■ What is expected ■
Show all lines from the data that include the word "Geom".

Stored data
______

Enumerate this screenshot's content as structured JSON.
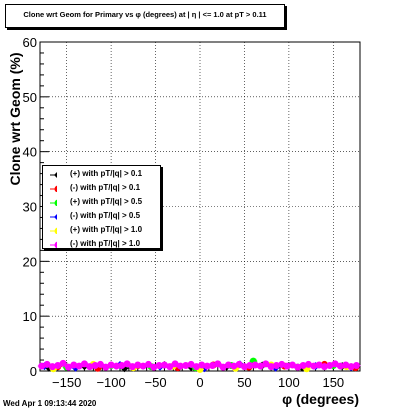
{
  "chart_data": {
    "type": "scatter",
    "title": "Clone wrt Geom for Primary vs φ (degrees) at | η | <= 1.0 at pT > 0.11",
    "xlabel": "φ (degrees)",
    "ylabel": "Clone wrt Geom (%)",
    "xlim": [
      -180,
      180
    ],
    "ylim": [
      0,
      60
    ],
    "x_ticks": [
      -150,
      -100,
      -50,
      0,
      50,
      100,
      150
    ],
    "y_ticks": [
      0,
      10,
      20,
      30,
      40,
      50,
      60
    ],
    "grid": true,
    "legend_position": "left",
    "series": [
      {
        "name": "(+) with pT/|q| > 0.1",
        "color": "#000000",
        "marker": "diamond",
        "x": [
          -170,
          -130,
          -85,
          -40,
          -10,
          30,
          70,
          115,
          160
        ],
        "y": [
          0.6,
          0.9,
          0.5,
          1.1,
          0.7,
          0.8,
          1.0,
          0.6,
          0.9
        ]
      },
      {
        "name": "(-) with pT/|q| > 0.1",
        "color": "#ff0000",
        "marker": "circle",
        "x": [
          -160,
          -115,
          -70,
          -25,
          15,
          55,
          95,
          140,
          175
        ],
        "y": [
          0.8,
          0.5,
          1.0,
          0.6,
          1.1,
          0.7,
          0.9,
          1.2,
          0.6
        ]
      },
      {
        "name": "(+) with pT/|q| > 0.5",
        "color": "#00ff00",
        "marker": "circle",
        "x": [
          -150,
          -100,
          -55,
          -5,
          35,
          60,
          110,
          150
        ],
        "y": [
          0.7,
          1.0,
          0.8,
          0.6,
          1.0,
          1.8,
          0.7,
          1.0
        ]
      },
      {
        "name": "(-) with pT/|q| > 0.5",
        "color": "#0000ff",
        "marker": "diamond",
        "x": [
          -175,
          -140,
          -90,
          -45,
          5,
          45,
          85,
          130,
          170
        ],
        "y": [
          0.9,
          0.6,
          1.1,
          0.8,
          0.5,
          1.2,
          0.6,
          0.9,
          0.7
        ]
      },
      {
        "name": "(+) with pT/|q| > 1.0",
        "color": "#ffff00",
        "marker": "circle",
        "x": [
          -165,
          -120,
          -75,
          -30,
          0,
          40,
          80,
          120,
          165
        ],
        "y": [
          0.4,
          1.2,
          0.6,
          0.9,
          0.3,
          0.5,
          1.1,
          0.4,
          0.8
        ]
      },
      {
        "name": "(-) with pT/|q| > 1.0",
        "color": "#ff00ff",
        "marker": "circle",
        "x": [
          -178,
          -172,
          -166,
          -160,
          -154,
          -148,
          -142,
          -136,
          -130,
          -124,
          -118,
          -112,
          -106,
          -100,
          -94,
          -88,
          -82,
          -76,
          -70,
          -64,
          -58,
          -52,
          -46,
          -40,
          -34,
          -28,
          -22,
          -16,
          -10,
          -4,
          2,
          8,
          14,
          20,
          26,
          32,
          38,
          44,
          50,
          56,
          62,
          68,
          74,
          80,
          86,
          92,
          98,
          104,
          110,
          116,
          122,
          128,
          134,
          140,
          146,
          152,
          158,
          164,
          170,
          176
        ],
        "y": [
          0.9,
          1.2,
          0.8,
          1.0,
          1.4,
          0.7,
          1.1,
          0.9,
          1.3,
          0.8,
          1.0,
          1.2,
          0.7,
          1.1,
          0.9,
          1.0,
          1.3,
          0.8,
          1.1,
          0.9,
          1.2,
          0.7,
          1.0,
          1.1,
          0.8,
          1.3,
          0.9,
          1.0,
          1.2,
          0.8,
          1.1,
          0.9,
          1.0,
          1.3,
          0.7,
          1.1,
          0.9,
          1.2,
          0.8,
          1.0,
          1.1,
          0.9,
          1.3,
          0.8,
          1.0,
          1.2,
          0.9,
          1.1,
          0.7,
          1.0,
          1.2,
          0.9,
          1.1,
          0.8,
          1.0,
          1.3,
          0.9,
          1.1,
          0.8,
          1.0
        ]
      }
    ]
  },
  "footer": {
    "timestamp": "Wed Apr  1 09:13:44 2020"
  }
}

______

■ Solution for this task ■
    "title": "Clone wrt Geom for Primary vs φ (degrees) at | η | <= 1.0 at pT > 0.11",
    "ylabel": "Clone wrt Geom (%)",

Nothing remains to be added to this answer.